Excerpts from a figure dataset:
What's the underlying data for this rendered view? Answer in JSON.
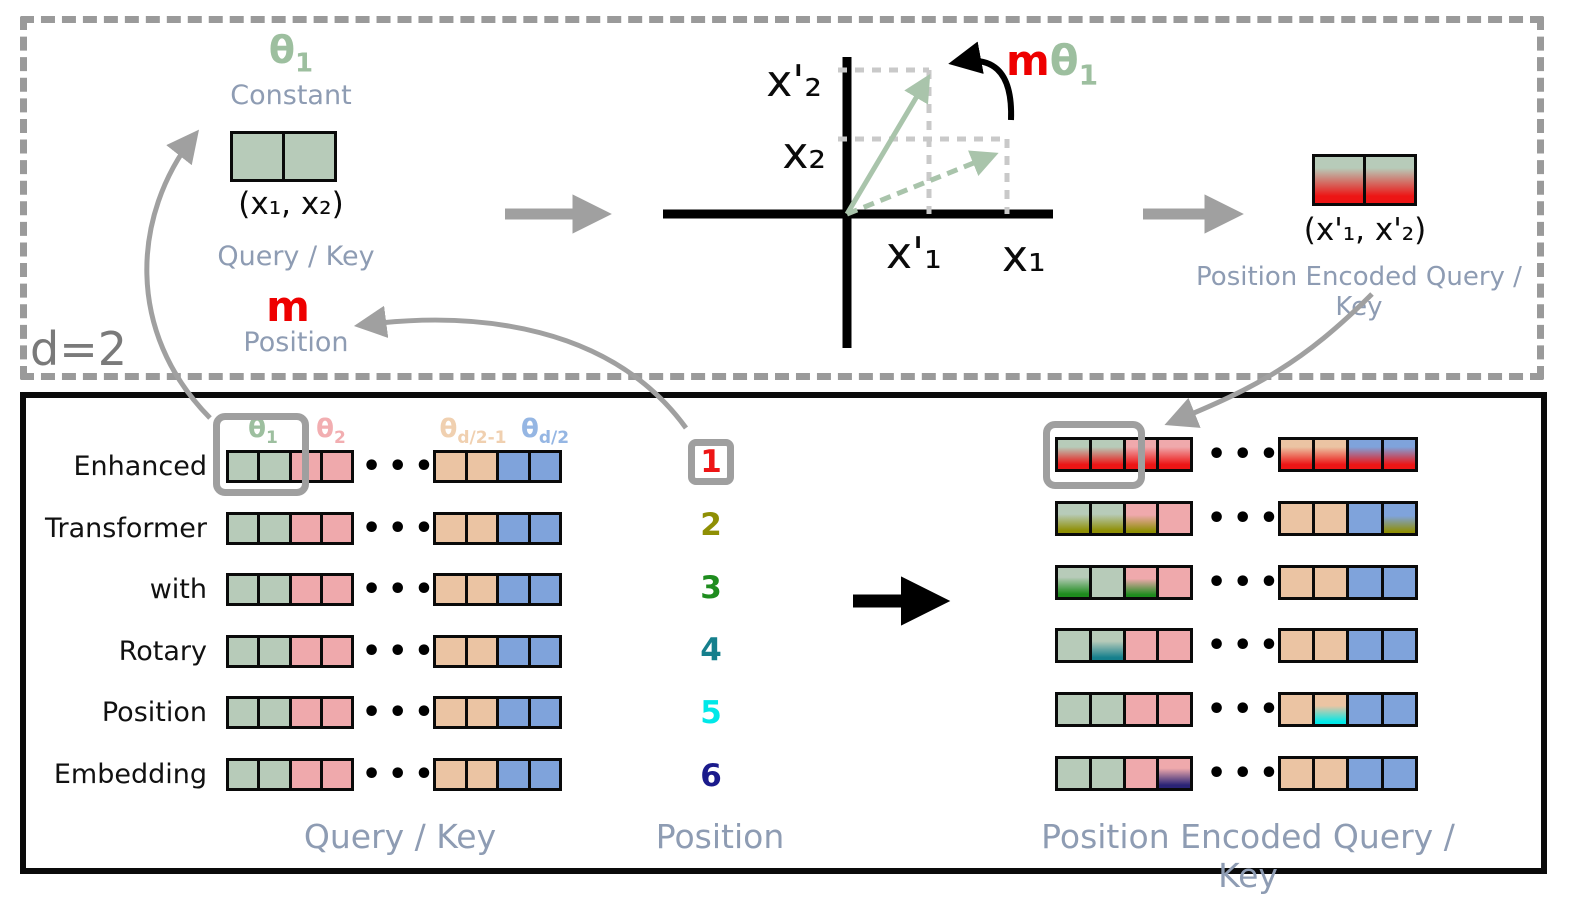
{
  "top_panel": {
    "d_label": "d=2",
    "theta": {
      "base": "θ",
      "sub": "1"
    },
    "constant_label": "Constant",
    "qk_coords": "(x₁, x₂)",
    "qk_label": "Query / Key",
    "m_label": "m",
    "position_label": "Position",
    "rotation": {
      "m": "m",
      "theta": "θ",
      "sub": "1"
    },
    "axis_labels": {
      "x2_rot": "x'₂",
      "x2": "x₂",
      "x1_rot": "x'₁",
      "x1": "x₁"
    },
    "pe_coords": "(x'₁, x'₂)",
    "pe_label": "Position Encoded Query / Key"
  },
  "bottom_panel": {
    "theta_headers": [
      {
        "base": "θ",
        "sub": "1",
        "color": "#9dbf9f"
      },
      {
        "base": "θ",
        "sub": "2",
        "color": "#f2aeb1"
      },
      {
        "base": "θ",
        "sub": "d/2-1",
        "color": "#f0d0b0"
      },
      {
        "base": "θ",
        "sub": "d/2",
        "color": "#95b6e3"
      }
    ],
    "dots": "•••",
    "qk_pattern": [
      "green",
      "green",
      "pink",
      "pink",
      "tan",
      "tan",
      "blue",
      "blue"
    ],
    "rows": [
      {
        "word": "Enhanced",
        "pos": "1",
        "pos_color": "#ed1515",
        "highlighted": true,
        "pe_cells": [
          {
            "t": "red",
            "s": 0.65
          },
          {
            "t": "red",
            "s": 0.65
          },
          {
            "t": "red",
            "s": 0.65
          },
          {
            "t": "red",
            "s": 0.65
          },
          {
            "t": "red",
            "s": 0.65
          },
          {
            "t": "red",
            "s": 0.65
          },
          {
            "t": "red",
            "s": 0.65
          },
          {
            "t": "red",
            "s": 0.65
          }
        ]
      },
      {
        "word": "Transformer",
        "pos": "2",
        "pos_color": "#8f8f04",
        "highlighted": false,
        "pe_cells": [
          {
            "t": "olive",
            "s": 0.45
          },
          {
            "t": "olive",
            "s": 0.45
          },
          {
            "t": "olive",
            "s": 0.38
          },
          {},
          {},
          {},
          {},
          {
            "t": "olive",
            "s": 0.32
          }
        ]
      },
      {
        "word": "with",
        "pos": "3",
        "pos_color": "#1e8c1e",
        "highlighted": false,
        "pe_cells": [
          {
            "t": "green_pos",
            "s": 0.5
          },
          {},
          {
            "t": "green_pos",
            "s": 0.4
          },
          {},
          {},
          {},
          {},
          {}
        ]
      },
      {
        "word": "Rotary",
        "pos": "4",
        "pos_color": "#157f8c",
        "highlighted": false,
        "pe_cells": [
          {},
          {
            "t": "teal",
            "s": 0.45
          },
          {},
          {},
          {},
          {},
          {},
          {}
        ]
      },
      {
        "word": "Position",
        "pos": "5",
        "pos_color": "#00e8e8",
        "highlighted": false,
        "pe_cells": [
          {},
          {},
          {},
          {},
          {},
          {
            "t": "cyan",
            "s": 0.4
          },
          {},
          {}
        ]
      },
      {
        "word": "Embedding",
        "pos": "6",
        "pos_color": "#1b1b8c",
        "highlighted": false,
        "pe_cells": [
          {},
          {},
          {},
          {
            "t": "navy",
            "s": 0.5
          },
          {},
          {},
          {},
          {}
        ]
      }
    ],
    "footer": {
      "qk": "Query / Key",
      "pos": "Position",
      "peqk": "Position Encoded Query / Key"
    }
  },
  "colors": {
    "green": "#b7cbb9",
    "pink": "#efa9ac",
    "tan": "#ebc4a3",
    "blue": "#7fa3db",
    "red": "#ed1515",
    "olive": "#8f8f04",
    "green_pos": "#1e8c1e",
    "teal": "#157f8c",
    "cyan": "#00e8e8",
    "navy": "#2a2375",
    "slate_label": "#8e9cb3",
    "sage_text": "#9dbf9f",
    "gray_arrow": "#a0a0a0",
    "m_red": "#ee0000",
    "d_gray": "#7a7a7a"
  }
}
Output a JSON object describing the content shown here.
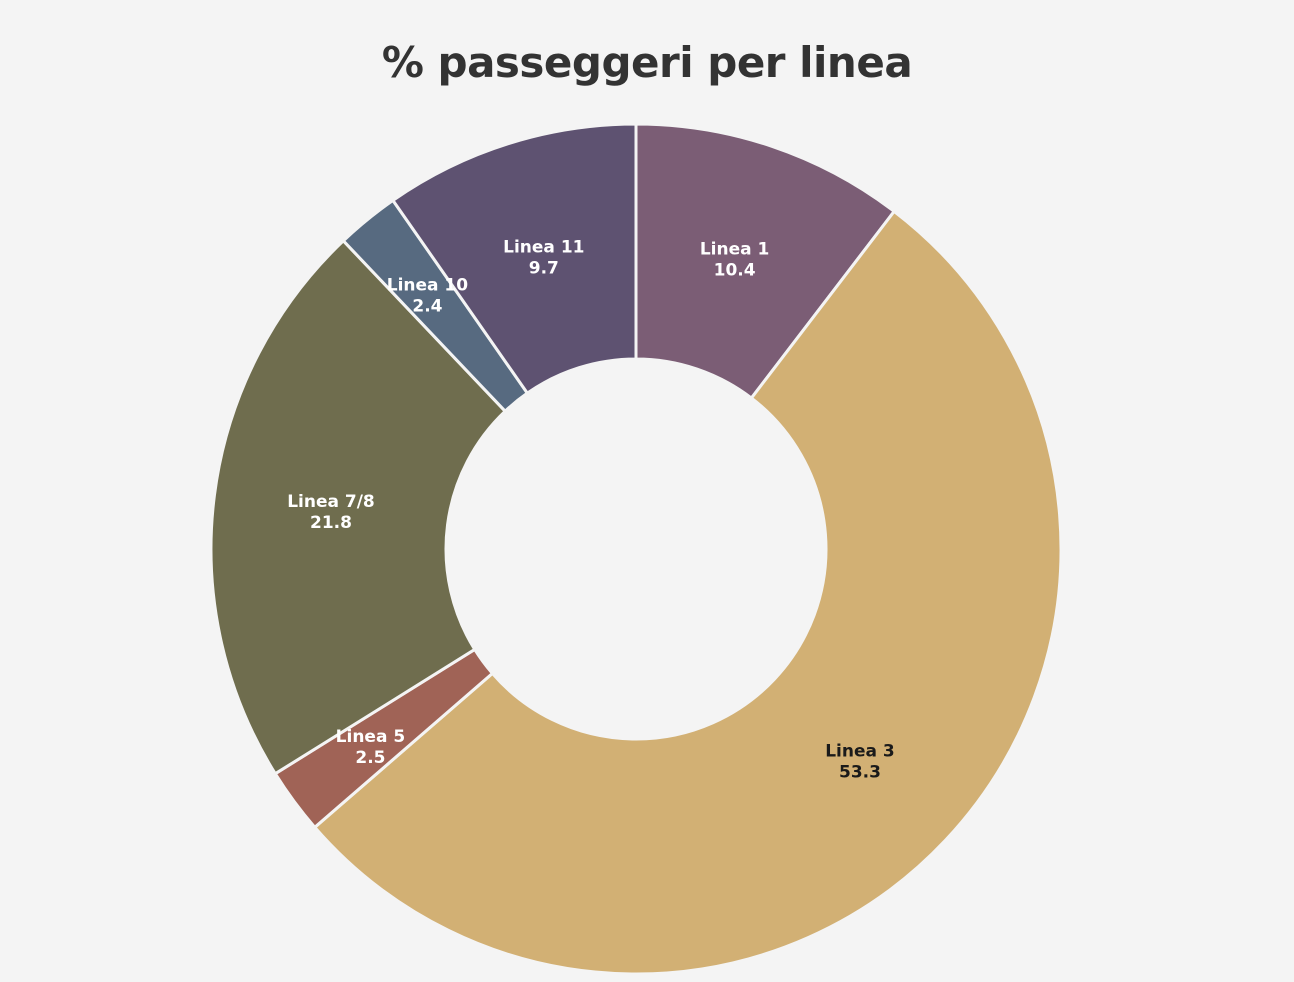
{
  "chart_data": {
    "type": "pie",
    "title": "% passeggeri per linea",
    "donut": true,
    "slices": [
      {
        "label": "Linea 1",
        "value": 10.4,
        "display": "10.4",
        "color": "#7b5d75",
        "text_color": "#ffffff"
      },
      {
        "label": "Linea 3",
        "value": 53.3,
        "display": "53.3",
        "color": "#d2b074",
        "text_color": "#1a1a1a"
      },
      {
        "label": "Linea 5",
        "value": 2.5,
        "display": "2.5",
        "color": "#a06356",
        "text_color": "#ffffff"
      },
      {
        "label": "Linea 7/8",
        "value": 21.8,
        "display": "21.8",
        "color": "#6f6d4e",
        "text_color": "#ffffff"
      },
      {
        "label": "Linea 10",
        "value": 2.4,
        "display": "2.4",
        "color": "#576a80",
        "text_color": "#ffffff"
      },
      {
        "label": "Linea 11",
        "value": 9.7,
        "display": "9.7",
        "color": "#5e5271",
        "text_color": "#ffffff"
      }
    ]
  }
}
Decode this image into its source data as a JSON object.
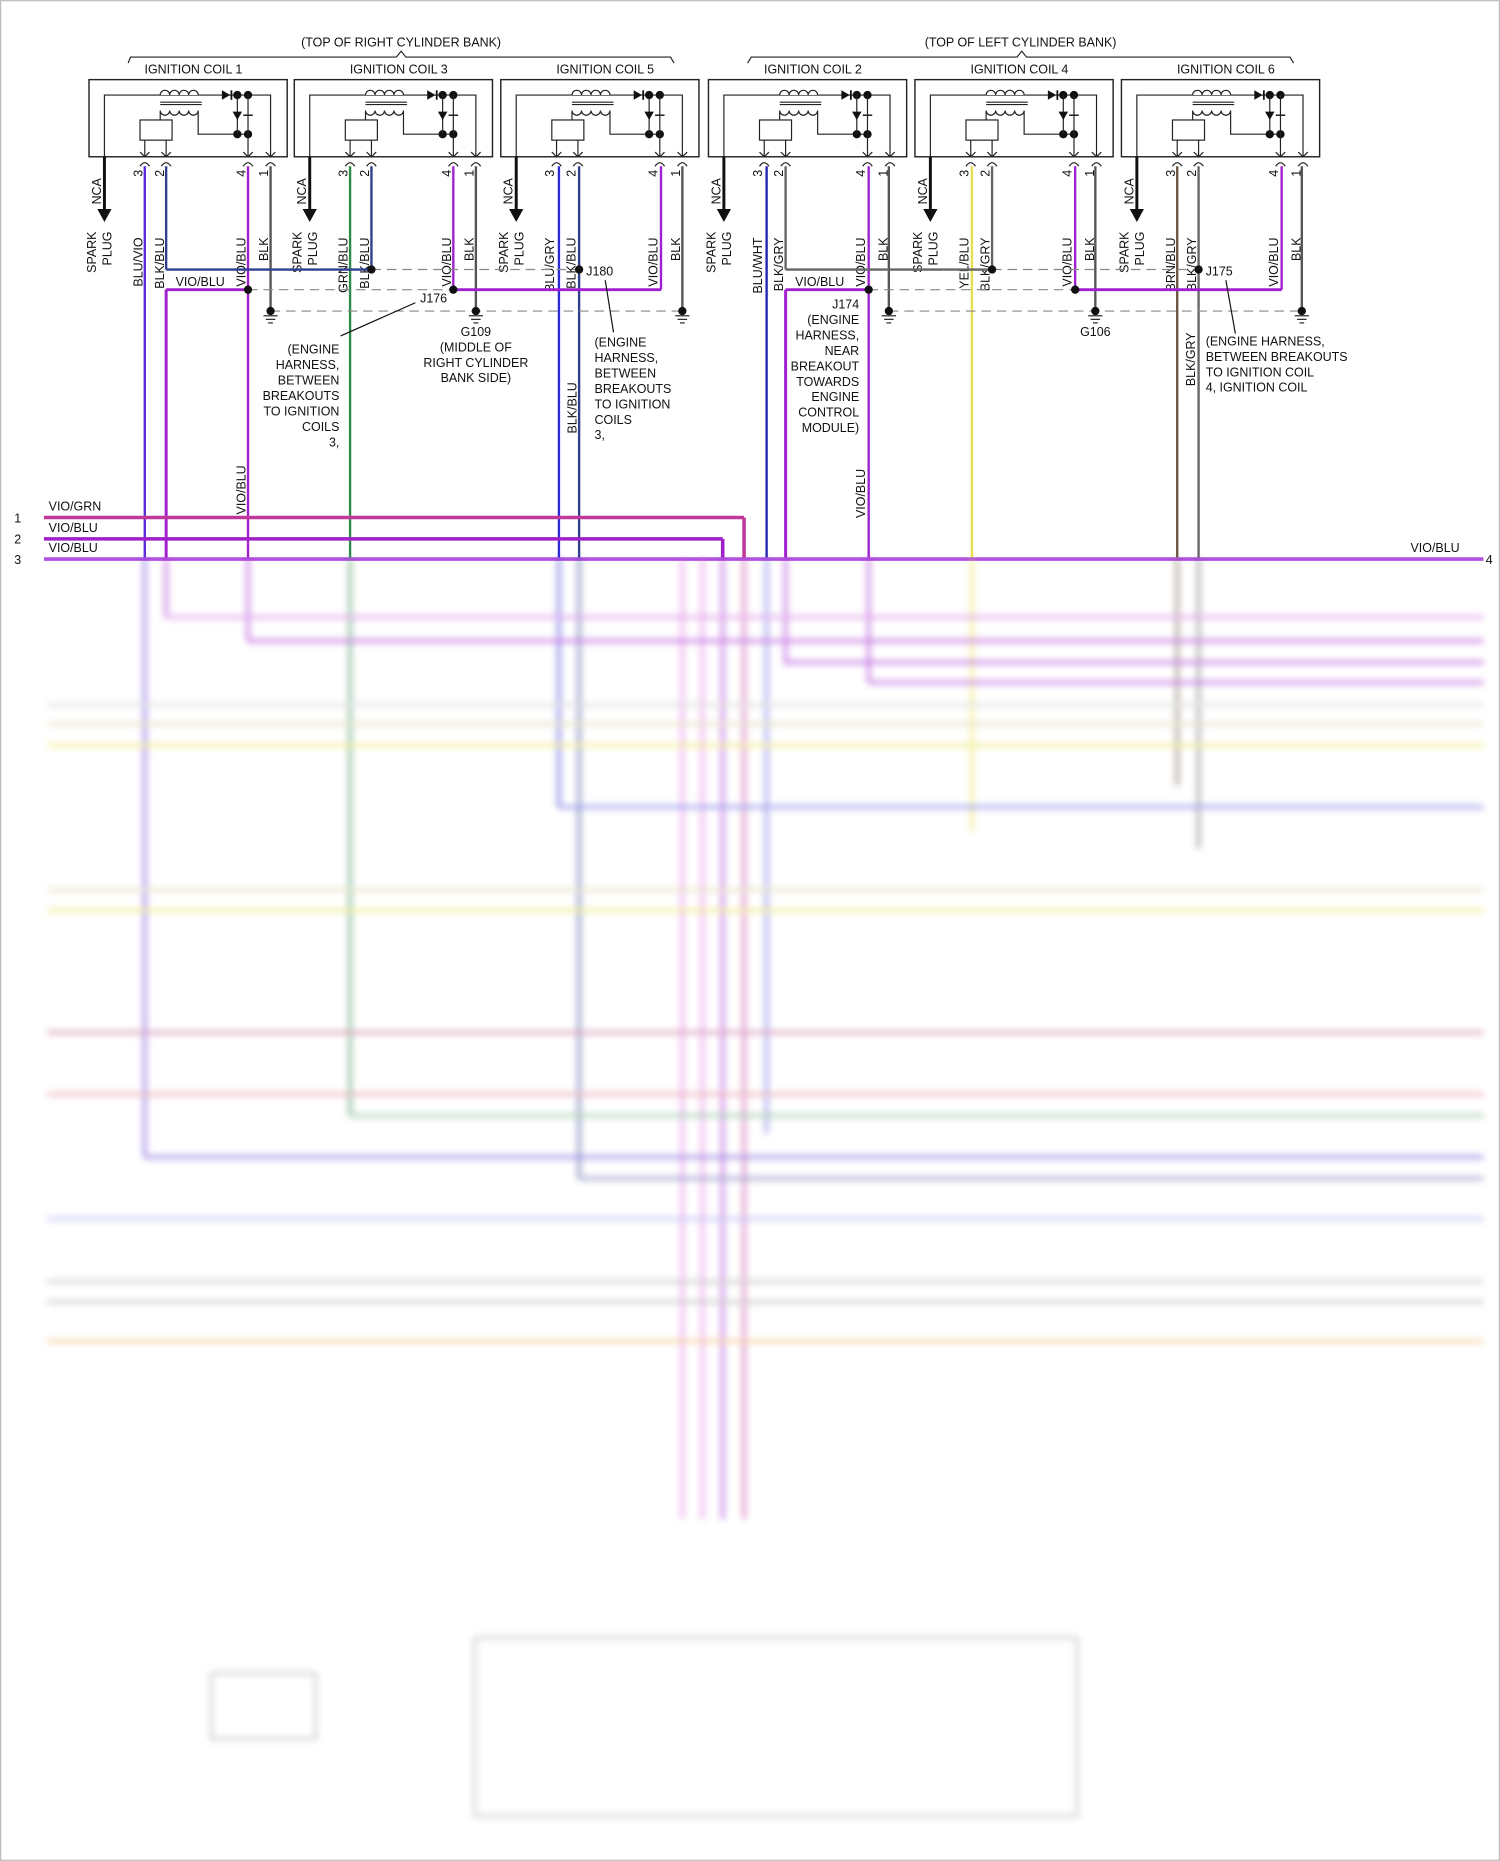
{
  "banks": [
    {
      "title": "(TOP OF RIGHT CYLINDER BANK)"
    },
    {
      "title": "(TOP OF LEFT CYLINDER BANK)"
    }
  ],
  "coils": [
    {
      "name": "IGNITION COIL 1",
      "pin3": "BLU/VIO",
      "pin2": "BLK/BLU",
      "pin4": "VIO/BLU",
      "pin1": "BLK",
      "c3": "#5a2bd6",
      "c2": "#2e3f8f"
    },
    {
      "name": "IGNITION COIL 3",
      "pin3": "GRN/BLU",
      "pin2": "BLK/BLU",
      "pin4": "VIO/BLU",
      "pin1": "BLK",
      "c3": "#2f8a4a",
      "c2": "#2e3f8f"
    },
    {
      "name": "IGNITION COIL 5",
      "pin3": "BLU/GRY",
      "pin2": "BLK/BLU",
      "pin4": "VIO/BLU",
      "pin1": "BLK",
      "c3": "#2a2ad6",
      "c2": "#2e3f8f"
    },
    {
      "name": "IGNITION COIL 2",
      "pin3": "BLU/WHT",
      "pin2": "BLK/GRY",
      "pin4": "VIO/BLU",
      "pin1": "BLK",
      "c3": "#2424b0",
      "c2": "#666666"
    },
    {
      "name": "IGNITION COIL 4",
      "pin3": "YEL/BLU",
      "pin2": "BLK/GRY",
      "pin4": "VIO/BLU",
      "pin1": "BLK",
      "c3": "#e8e04a",
      "c2": "#666666"
    },
    {
      "name": "IGNITION COIL 6",
      "pin3": "BRN/BLU",
      "pin2": "BLK/GRY",
      "pin4": "VIO/BLU",
      "pin1": "BLK",
      "c3": "#6b5540",
      "c2": "#666666"
    }
  ],
  "coil_common": {
    "nca": "NCA",
    "spark": "SPARK",
    "plug": "PLUG",
    "pin_numbers": [
      "3",
      "2",
      "4",
      "1"
    ]
  },
  "splices": {
    "j180": "J180",
    "j176": "J176",
    "j175": "J175",
    "j174": "J174"
  },
  "grounds": {
    "g109": "G109",
    "g106": "G106"
  },
  "wire_labels": {
    "vio_blu": "VIO/BLU",
    "blk_blu": "BLK/BLU",
    "blk_gry": "BLK/GRY"
  },
  "notes": {
    "j176": [
      "(ENGINE",
      "HARNESS,",
      "BETWEEN",
      "BREAKOUTS",
      "TO IGNITION",
      "COILS",
      "3,"
    ],
    "g109": [
      "(MIDDLE OF",
      "RIGHT CYLINDER",
      "BANK SIDE)"
    ],
    "j180": [
      "(ENGINE",
      "HARNESS,",
      "BETWEEN",
      "BREAKOUTS",
      "TO IGNITION",
      "COILS",
      "3,"
    ],
    "j174": [
      "(ENGINE",
      "HARNESS,",
      "NEAR",
      "BREAKOUT",
      "TOWARDS",
      "ENGINE",
      "CONTROL",
      "MODULE)"
    ],
    "j175": [
      "(ENGINE HARNESS,",
      "BETWEEN BREAKOUTS",
      "TO IGNITION COIL",
      "4, IGNITION COIL"
    ]
  },
  "rows": [
    {
      "num": "1",
      "label": "VIO/GRN",
      "color": "#c0399a"
    },
    {
      "num": "2",
      "label": "VIO/BLU",
      "color": "#a020c8"
    },
    {
      "num": "3",
      "label": "VIO/BLU",
      "right_num": "4",
      "right_label": "VIO/BLU",
      "color": "#b050e0"
    }
  ],
  "colors": {
    "violet": "#a020d0",
    "black": "#555555",
    "blue": "#2a2ad6",
    "green": "#2f8a4a",
    "yellow": "#e8e04a"
  }
}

> [INSTRUCTIONS TO FOLLOW]: Look through the data above. Find each line with the string "JSON" and copy it.

> [ANSWER FOR THE TASK]:
What's the underlying data for this rendered view? Answer in JSON.
Output a JSON object describing the content shown here.
Decode this image into its source data as a JSON object.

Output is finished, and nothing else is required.